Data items
------------------------

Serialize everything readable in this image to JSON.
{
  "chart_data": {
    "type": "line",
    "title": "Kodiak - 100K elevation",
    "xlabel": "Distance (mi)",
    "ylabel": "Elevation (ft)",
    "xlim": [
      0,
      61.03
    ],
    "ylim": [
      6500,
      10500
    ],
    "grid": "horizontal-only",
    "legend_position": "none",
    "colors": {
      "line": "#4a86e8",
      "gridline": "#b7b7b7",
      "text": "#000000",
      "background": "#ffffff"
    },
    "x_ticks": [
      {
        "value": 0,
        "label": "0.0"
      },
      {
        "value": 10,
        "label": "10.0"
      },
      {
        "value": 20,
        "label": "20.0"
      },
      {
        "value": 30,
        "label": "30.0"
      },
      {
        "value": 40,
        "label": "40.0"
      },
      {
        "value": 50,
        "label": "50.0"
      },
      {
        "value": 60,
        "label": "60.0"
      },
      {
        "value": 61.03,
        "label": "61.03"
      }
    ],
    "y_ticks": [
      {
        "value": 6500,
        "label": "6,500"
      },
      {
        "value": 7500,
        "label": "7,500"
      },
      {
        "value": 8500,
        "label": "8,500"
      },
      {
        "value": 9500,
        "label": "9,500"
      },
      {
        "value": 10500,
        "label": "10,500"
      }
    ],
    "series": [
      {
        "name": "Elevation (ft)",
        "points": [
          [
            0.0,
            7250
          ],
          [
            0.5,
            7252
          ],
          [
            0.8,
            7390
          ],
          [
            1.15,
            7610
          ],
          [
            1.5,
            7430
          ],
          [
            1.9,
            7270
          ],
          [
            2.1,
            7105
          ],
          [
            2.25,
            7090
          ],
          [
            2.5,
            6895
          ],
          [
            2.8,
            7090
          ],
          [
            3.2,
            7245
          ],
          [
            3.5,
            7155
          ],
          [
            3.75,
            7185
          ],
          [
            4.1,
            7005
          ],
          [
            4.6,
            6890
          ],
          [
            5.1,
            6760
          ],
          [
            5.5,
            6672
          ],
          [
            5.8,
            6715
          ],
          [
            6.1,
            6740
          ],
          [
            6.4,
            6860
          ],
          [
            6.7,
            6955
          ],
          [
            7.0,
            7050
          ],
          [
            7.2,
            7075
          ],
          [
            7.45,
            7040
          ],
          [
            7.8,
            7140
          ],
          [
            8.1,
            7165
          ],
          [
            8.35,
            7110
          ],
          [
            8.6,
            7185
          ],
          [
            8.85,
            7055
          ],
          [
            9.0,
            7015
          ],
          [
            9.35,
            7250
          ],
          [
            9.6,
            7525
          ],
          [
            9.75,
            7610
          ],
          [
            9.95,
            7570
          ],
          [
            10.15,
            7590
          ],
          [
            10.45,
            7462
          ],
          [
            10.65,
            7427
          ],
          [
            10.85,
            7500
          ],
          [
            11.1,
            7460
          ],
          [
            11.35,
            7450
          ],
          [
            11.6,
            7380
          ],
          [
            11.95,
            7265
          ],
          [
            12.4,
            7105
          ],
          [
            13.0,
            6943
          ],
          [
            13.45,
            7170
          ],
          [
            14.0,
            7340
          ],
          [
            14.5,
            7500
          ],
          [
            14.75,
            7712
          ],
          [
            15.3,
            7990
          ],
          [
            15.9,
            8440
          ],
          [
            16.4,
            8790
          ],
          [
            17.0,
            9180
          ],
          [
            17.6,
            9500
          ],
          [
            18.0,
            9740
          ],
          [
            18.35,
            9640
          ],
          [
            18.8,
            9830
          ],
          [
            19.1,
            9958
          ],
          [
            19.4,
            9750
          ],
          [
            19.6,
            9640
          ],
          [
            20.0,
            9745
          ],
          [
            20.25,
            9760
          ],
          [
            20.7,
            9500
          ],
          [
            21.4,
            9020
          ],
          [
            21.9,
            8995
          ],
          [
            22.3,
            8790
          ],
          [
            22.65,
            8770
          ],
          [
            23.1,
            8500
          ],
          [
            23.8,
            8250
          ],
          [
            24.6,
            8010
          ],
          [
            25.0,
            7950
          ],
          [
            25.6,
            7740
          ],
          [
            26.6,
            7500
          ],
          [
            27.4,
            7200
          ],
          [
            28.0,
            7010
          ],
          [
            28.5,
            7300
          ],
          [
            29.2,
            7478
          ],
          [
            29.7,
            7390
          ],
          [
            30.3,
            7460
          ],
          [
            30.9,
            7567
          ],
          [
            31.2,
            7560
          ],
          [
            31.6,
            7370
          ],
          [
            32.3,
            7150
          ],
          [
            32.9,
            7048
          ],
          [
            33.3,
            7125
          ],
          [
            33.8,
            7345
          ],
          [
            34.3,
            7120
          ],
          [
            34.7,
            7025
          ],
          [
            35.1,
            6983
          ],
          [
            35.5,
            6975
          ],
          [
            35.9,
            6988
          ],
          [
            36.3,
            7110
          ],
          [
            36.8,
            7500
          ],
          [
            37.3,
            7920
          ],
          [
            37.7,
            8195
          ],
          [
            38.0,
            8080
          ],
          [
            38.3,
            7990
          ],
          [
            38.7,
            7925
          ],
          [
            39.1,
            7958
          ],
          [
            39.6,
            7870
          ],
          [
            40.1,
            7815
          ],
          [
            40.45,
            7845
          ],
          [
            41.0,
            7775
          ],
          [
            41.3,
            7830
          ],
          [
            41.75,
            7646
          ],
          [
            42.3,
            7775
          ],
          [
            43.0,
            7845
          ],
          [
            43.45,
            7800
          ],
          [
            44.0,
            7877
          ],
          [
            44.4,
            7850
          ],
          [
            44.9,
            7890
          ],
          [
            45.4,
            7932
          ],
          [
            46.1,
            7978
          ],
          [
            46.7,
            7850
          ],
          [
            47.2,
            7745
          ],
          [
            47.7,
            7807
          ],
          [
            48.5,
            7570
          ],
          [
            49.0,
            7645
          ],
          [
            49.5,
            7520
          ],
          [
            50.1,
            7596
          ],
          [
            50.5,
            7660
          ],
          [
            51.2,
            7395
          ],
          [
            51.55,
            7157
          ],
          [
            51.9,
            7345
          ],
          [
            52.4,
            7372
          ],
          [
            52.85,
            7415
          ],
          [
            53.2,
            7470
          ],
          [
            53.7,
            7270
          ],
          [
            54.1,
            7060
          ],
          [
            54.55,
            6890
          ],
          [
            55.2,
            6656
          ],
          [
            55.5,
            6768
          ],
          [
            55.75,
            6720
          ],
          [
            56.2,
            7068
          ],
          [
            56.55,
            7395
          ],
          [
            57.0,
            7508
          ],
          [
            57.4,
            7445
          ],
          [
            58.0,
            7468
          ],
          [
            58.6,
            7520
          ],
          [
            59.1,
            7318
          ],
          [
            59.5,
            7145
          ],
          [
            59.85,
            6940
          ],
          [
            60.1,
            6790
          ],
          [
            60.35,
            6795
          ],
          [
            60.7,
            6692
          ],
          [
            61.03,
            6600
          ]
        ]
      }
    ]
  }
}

------------------------

TASK GOAL: Extract all the entries word for word.

ANSWER TO THIS PROBLEM:
Serialize everything readable in this image to JSON.
{
  "chart_data": {
    "type": "line",
    "title": "Kodiak - 100K elevation",
    "xlabel": "Distance (mi)",
    "ylabel": "Elevation (ft)",
    "xlim": [
      0,
      61.03
    ],
    "ylim": [
      6500,
      10500
    ],
    "grid": "horizontal-only",
    "legend_position": "none",
    "colors": {
      "line": "#4a86e8",
      "gridline": "#b7b7b7",
      "text": "#000000",
      "background": "#ffffff"
    },
    "x_ticks": [
      {
        "value": 0,
        "label": "0.0"
      },
      {
        "value": 10,
        "label": "10.0"
      },
      {
        "value": 20,
        "label": "20.0"
      },
      {
        "value": 30,
        "label": "30.0"
      },
      {
        "value": 40,
        "label": "40.0"
      },
      {
        "value": 50,
        "label": "50.0"
      },
      {
        "value": 60,
        "label": "60.0"
      },
      {
        "value": 61.03,
        "label": "61.03"
      }
    ],
    "y_ticks": [
      {
        "value": 6500,
        "label": "6,500"
      },
      {
        "value": 7500,
        "label": "7,500"
      },
      {
        "value": 8500,
        "label": "8,500"
      },
      {
        "value": 9500,
        "label": "9,500"
      },
      {
        "value": 10500,
        "label": "10,500"
      }
    ],
    "series": [
      {
        "name": "Elevation (ft)",
        "points": [
          [
            0.0,
            7250
          ],
          [
            0.5,
            7252
          ],
          [
            0.8,
            7390
          ],
          [
            1.15,
            7610
          ],
          [
            1.5,
            7430
          ],
          [
            1.9,
            7270
          ],
          [
            2.1,
            7105
          ],
          [
            2.25,
            7090
          ],
          [
            2.5,
            6895
          ],
          [
            2.8,
            7090
          ],
          [
            3.2,
            7245
          ],
          [
            3.5,
            7155
          ],
          [
            3.75,
            7185
          ],
          [
            4.1,
            7005
          ],
          [
            4.6,
            6890
          ],
          [
            5.1,
            6760
          ],
          [
            5.5,
            6672
          ],
          [
            5.8,
            6715
          ],
          [
            6.1,
            6740
          ],
          [
            6.4,
            6860
          ],
          [
            6.7,
            6955
          ],
          [
            7.0,
            7050
          ],
          [
            7.2,
            7075
          ],
          [
            7.45,
            7040
          ],
          [
            7.8,
            7140
          ],
          [
            8.1,
            7165
          ],
          [
            8.35,
            7110
          ],
          [
            8.6,
            7185
          ],
          [
            8.85,
            7055
          ],
          [
            9.0,
            7015
          ],
          [
            9.35,
            7250
          ],
          [
            9.6,
            7525
          ],
          [
            9.75,
            7610
          ],
          [
            9.95,
            7570
          ],
          [
            10.15,
            7590
          ],
          [
            10.45,
            7462
          ],
          [
            10.65,
            7427
          ],
          [
            10.85,
            7500
          ],
          [
            11.1,
            7460
          ],
          [
            11.35,
            7450
          ],
          [
            11.6,
            7380
          ],
          [
            11.95,
            7265
          ],
          [
            12.4,
            7105
          ],
          [
            13.0,
            6943
          ],
          [
            13.45,
            7170
          ],
          [
            14.0,
            7340
          ],
          [
            14.5,
            7500
          ],
          [
            14.75,
            7712
          ],
          [
            15.3,
            7990
          ],
          [
            15.9,
            8440
          ],
          [
            16.4,
            8790
          ],
          [
            17.0,
            9180
          ],
          [
            17.6,
            9500
          ],
          [
            18.0,
            9740
          ],
          [
            18.35,
            9640
          ],
          [
            18.8,
            9830
          ],
          [
            19.1,
            9958
          ],
          [
            19.4,
            9750
          ],
          [
            19.6,
            9640
          ],
          [
            20.0,
            9745
          ],
          [
            20.25,
            9760
          ],
          [
            20.7,
            9500
          ],
          [
            21.4,
            9020
          ],
          [
            21.9,
            8995
          ],
          [
            22.3,
            8790
          ],
          [
            22.65,
            8770
          ],
          [
            23.1,
            8500
          ],
          [
            23.8,
            8250
          ],
          [
            24.6,
            8010
          ],
          [
            25.0,
            7950
          ],
          [
            25.6,
            7740
          ],
          [
            26.6,
            7500
          ],
          [
            27.4,
            7200
          ],
          [
            28.0,
            7010
          ],
          [
            28.5,
            7300
          ],
          [
            29.2,
            7478
          ],
          [
            29.7,
            7390
          ],
          [
            30.3,
            7460
          ],
          [
            30.9,
            7567
          ],
          [
            31.2,
            7560
          ],
          [
            31.6,
            7370
          ],
          [
            32.3,
            7150
          ],
          [
            32.9,
            7048
          ],
          [
            33.3,
            7125
          ],
          [
            33.8,
            7345
          ],
          [
            34.3,
            7120
          ],
          [
            34.7,
            7025
          ],
          [
            35.1,
            6983
          ],
          [
            35.5,
            6975
          ],
          [
            35.9,
            6988
          ],
          [
            36.3,
            7110
          ],
          [
            36.8,
            7500
          ],
          [
            37.3,
            7920
          ],
          [
            37.7,
            8195
          ],
          [
            38.0,
            8080
          ],
          [
            38.3,
            7990
          ],
          [
            38.7,
            7925
          ],
          [
            39.1,
            7958
          ],
          [
            39.6,
            7870
          ],
          [
            40.1,
            7815
          ],
          [
            40.45,
            7845
          ],
          [
            41.0,
            7775
          ],
          [
            41.3,
            7830
          ],
          [
            41.75,
            7646
          ],
          [
            42.3,
            7775
          ],
          [
            43.0,
            7845
          ],
          [
            43.45,
            7800
          ],
          [
            44.0,
            7877
          ],
          [
            44.4,
            7850
          ],
          [
            44.9,
            7890
          ],
          [
            45.4,
            7932
          ],
          [
            46.1,
            7978
          ],
          [
            46.7,
            7850
          ],
          [
            47.2,
            7745
          ],
          [
            47.7,
            7807
          ],
          [
            48.5,
            7570
          ],
          [
            49.0,
            7645
          ],
          [
            49.5,
            7520
          ],
          [
            50.1,
            7596
          ],
          [
            50.5,
            7660
          ],
          [
            51.2,
            7395
          ],
          [
            51.55,
            7157
          ],
          [
            51.9,
            7345
          ],
          [
            52.4,
            7372
          ],
          [
            52.85,
            7415
          ],
          [
            53.2,
            7470
          ],
          [
            53.7,
            7270
          ],
          [
            54.1,
            7060
          ],
          [
            54.55,
            6890
          ],
          [
            55.2,
            6656
          ],
          [
            55.5,
            6768
          ],
          [
            55.75,
            6720
          ],
          [
            56.2,
            7068
          ],
          [
            56.55,
            7395
          ],
          [
            57.0,
            7508
          ],
          [
            57.4,
            7445
          ],
          [
            58.0,
            7468
          ],
          [
            58.6,
            7520
          ],
          [
            59.1,
            7318
          ],
          [
            59.5,
            7145
          ],
          [
            59.85,
            6940
          ],
          [
            60.1,
            6790
          ],
          [
            60.35,
            6795
          ],
          [
            60.7,
            6692
          ],
          [
            61.03,
            6600
          ]
        ]
      }
    ]
  }
}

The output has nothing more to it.